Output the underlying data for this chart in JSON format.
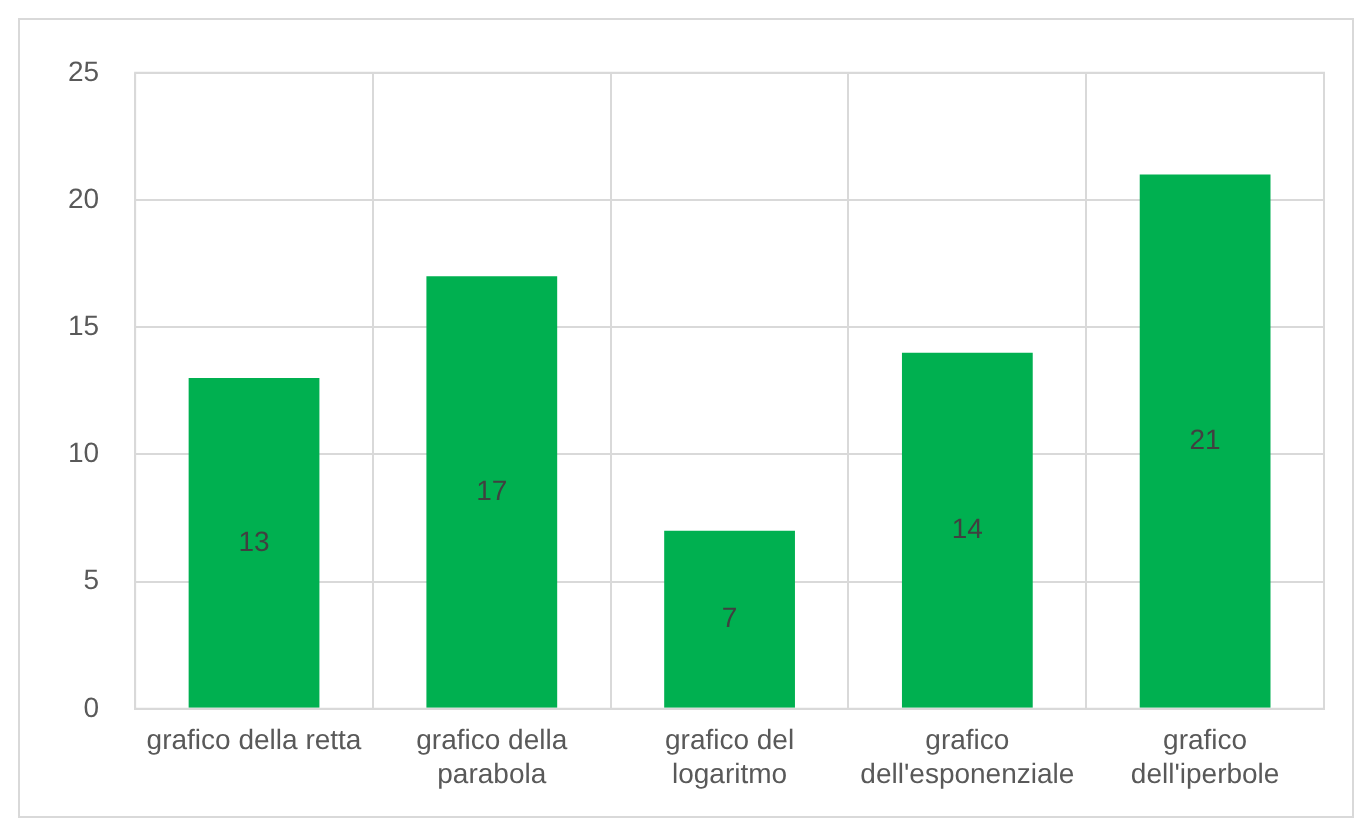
{
  "chart_data": {
    "type": "bar",
    "categories": [
      "grafico della retta",
      "grafico della parabola",
      "grafico del logaritmo",
      "grafico dell'esponenziale",
      "grafico dell'iperbole"
    ],
    "values": [
      13,
      17,
      7,
      14,
      21
    ],
    "color": "#00b050",
    "ylim": [
      0,
      25
    ],
    "yticks": [
      0,
      5,
      10,
      15,
      20,
      25
    ],
    "grid": true,
    "data_labels": true
  }
}
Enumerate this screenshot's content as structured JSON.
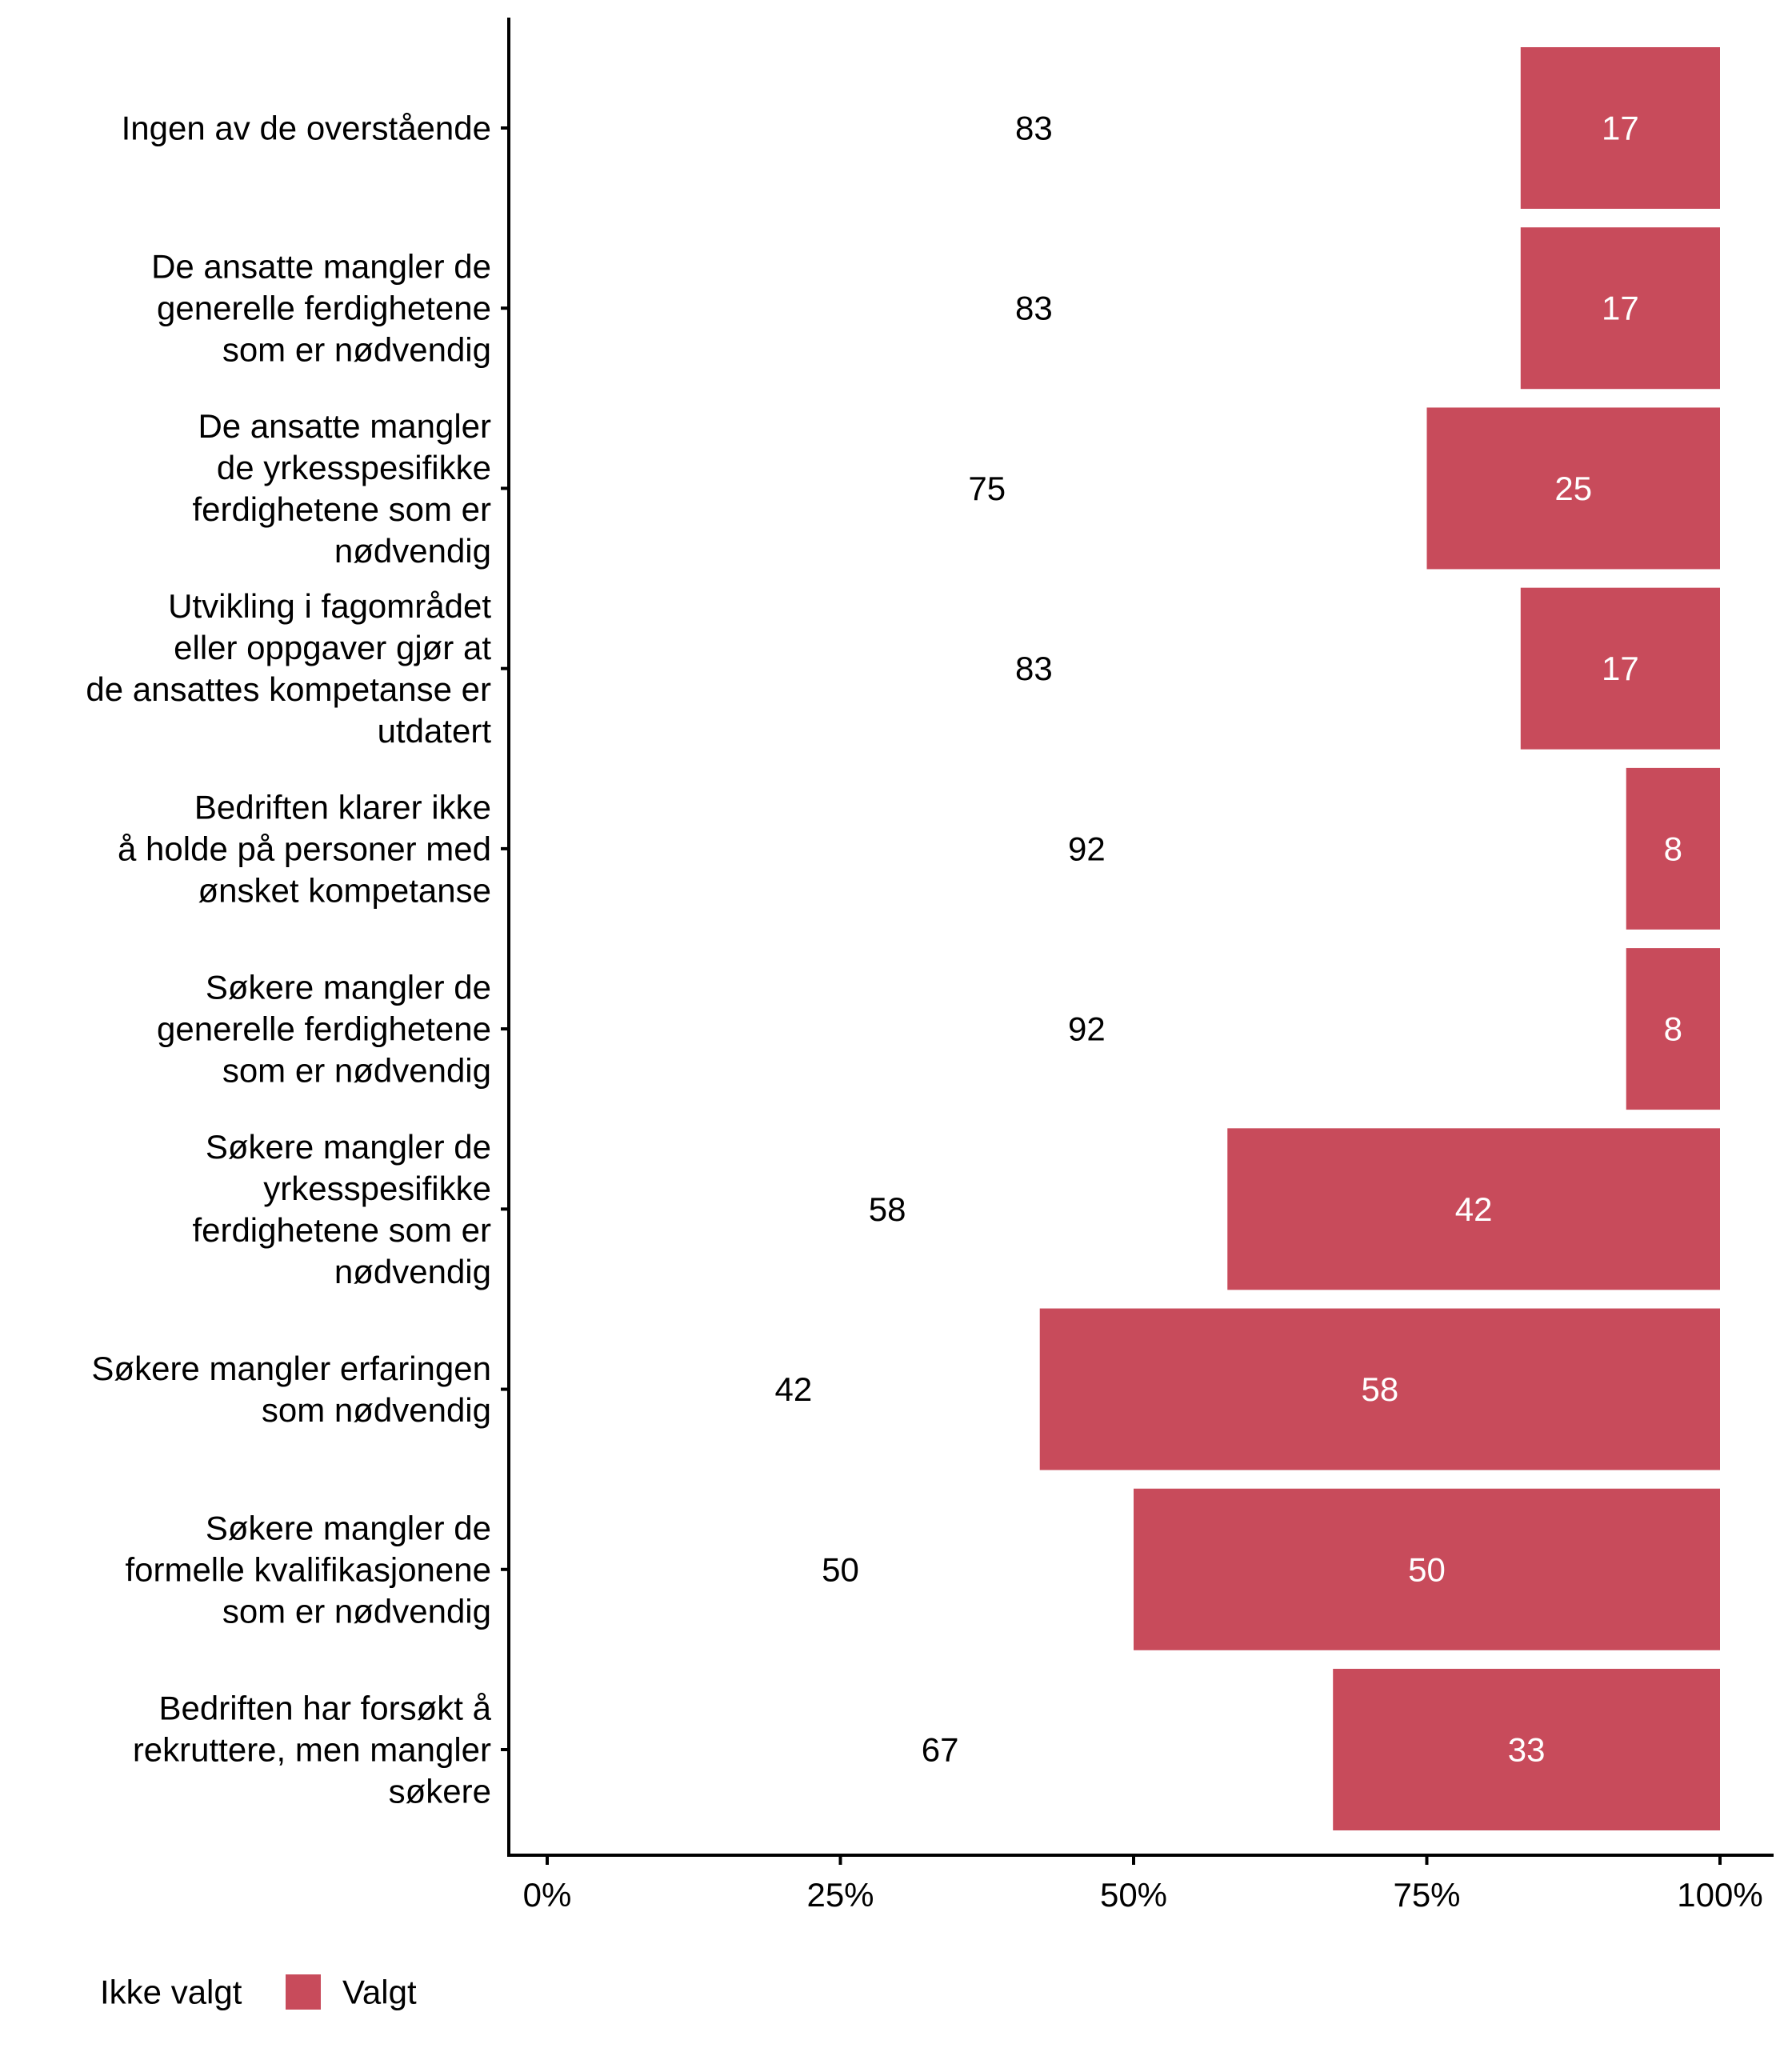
{
  "chart_data": {
    "type": "bar",
    "orientation": "horizontal",
    "stacked": true,
    "percent": true,
    "title": "",
    "xlabel": "",
    "ylabel": "",
    "xlim": [
      0,
      100
    ],
    "x_ticks": [
      "0%",
      "25%",
      "50%",
      "75%",
      "100%"
    ],
    "x_tick_values": [
      0,
      25,
      50,
      75,
      100
    ],
    "grid": false,
    "legend_position": "bottom-left",
    "categories": [
      [
        "Ingen av de overstående"
      ],
      [
        "De ansatte mangler de",
        "generelle ferdighetene",
        "som er nødvendig"
      ],
      [
        "De ansatte mangler",
        "de yrkesspesifikke",
        "ferdighetene som er",
        "nødvendig"
      ],
      [
        "Utvikling i fagområdet",
        "eller oppgaver gjør at",
        "de ansattes kompetanse er",
        "utdatert"
      ],
      [
        "Bedriften klarer ikke",
        "å holde på personer med",
        "ønsket kompetanse"
      ],
      [
        "Søkere mangler de",
        "generelle ferdighetene",
        "som er nødvendig"
      ],
      [
        "Søkere mangler de",
        "yrkesspesifikke",
        "ferdighetene som er",
        "nødvendig"
      ],
      [
        "Søkere mangler erfaringen",
        "som nødvendig"
      ],
      [
        "Søkere mangler de",
        "formelle kvalifikasjonene",
        "som er nødvendig"
      ],
      [
        "Bedriften har forsøkt å",
        "rekruttere, men mangler",
        "søkere"
      ]
    ],
    "series": [
      {
        "name": "Ikke valgt",
        "color": "#ffffff",
        "values": [
          83,
          83,
          75,
          83,
          92,
          92,
          58,
          42,
          50,
          67
        ]
      },
      {
        "name": "Valgt",
        "color": "#C84B5B",
        "values": [
          17,
          17,
          25,
          17,
          8,
          8,
          42,
          58,
          50,
          33
        ]
      }
    ]
  },
  "legend": {
    "items": [
      {
        "label": "Ikke valgt",
        "color": "#ffffff"
      },
      {
        "label": "Valgt",
        "color": "#C84B5B"
      }
    ]
  }
}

----

• Exercise: Repeat each entry above word for word, leaving every picture out.

• The result:
Output the underlying data for this chart in JSON format.
{
  "chart_data": {
    "type": "bar",
    "categories": [
      "grafico della retta",
      "grafico della parabola",
      "grafico del logaritmo",
      "grafico dell'esponenziale",
      "grafico dell'iperbole"
    ],
    "values": [
      13,
      17,
      7,
      14,
      21
    ],
    "color": "#00b050",
    "ylim": [
      0,
      25
    ],
    "yticks": [
      0,
      5,
      10,
      15,
      20,
      25
    ],
    "grid": true,
    "data_labels": true
  }
}
Enumerate this screenshot's content as structured JSON.
{
  "chart_data": {
    "type": "bar",
    "orientation": "horizontal",
    "stacked": true,
    "percent": true,
    "title": "",
    "xlabel": "",
    "ylabel": "",
    "xlim": [
      0,
      100
    ],
    "x_ticks": [
      "0%",
      "25%",
      "50%",
      "75%",
      "100%"
    ],
    "x_tick_values": [
      0,
      25,
      50,
      75,
      100
    ],
    "grid": false,
    "legend_position": "bottom-left",
    "categories": [
      [
        "Ingen av de overstående"
      ],
      [
        "De ansatte mangler de",
        "generelle ferdighetene",
        "som er nødvendig"
      ],
      [
        "De ansatte mangler",
        "de yrkesspesifikke",
        "ferdighetene som er",
        "nødvendig"
      ],
      [
        "Utvikling i fagområdet",
        "eller oppgaver gjør at",
        "de ansattes kompetanse er",
        "utdatert"
      ],
      [
        "Bedriften klarer ikke",
        "å holde på personer med",
        "ønsket kompetanse"
      ],
      [
        "Søkere mangler de",
        "generelle ferdighetene",
        "som er nødvendig"
      ],
      [
        "Søkere mangler de",
        "yrkesspesifikke",
        "ferdighetene som er",
        "nødvendig"
      ],
      [
        "Søkere mangler erfaringen",
        "som nødvendig"
      ],
      [
        "Søkere mangler de",
        "formelle kvalifikasjonene",
        "som er nødvendig"
      ],
      [
        "Bedriften har forsøkt å",
        "rekruttere, men mangler",
        "søkere"
      ]
    ],
    "series": [
      {
        "name": "Ikke valgt",
        "color": "#ffffff",
        "values": [
          83,
          83,
          75,
          83,
          92,
          92,
          58,
          42,
          50,
          67
        ]
      },
      {
        "name": "Valgt",
        "color": "#C84B5B",
        "values": [
          17,
          17,
          25,
          17,
          8,
          8,
          42,
          58,
          50,
          33
        ]
      }
    ]
  },
  "legend": {
    "items": [
      {
        "label": "Ikke valgt",
        "color": "#ffffff"
      },
      {
        "label": "Valgt",
        "color": "#C84B5B"
      }
    ]
  }
}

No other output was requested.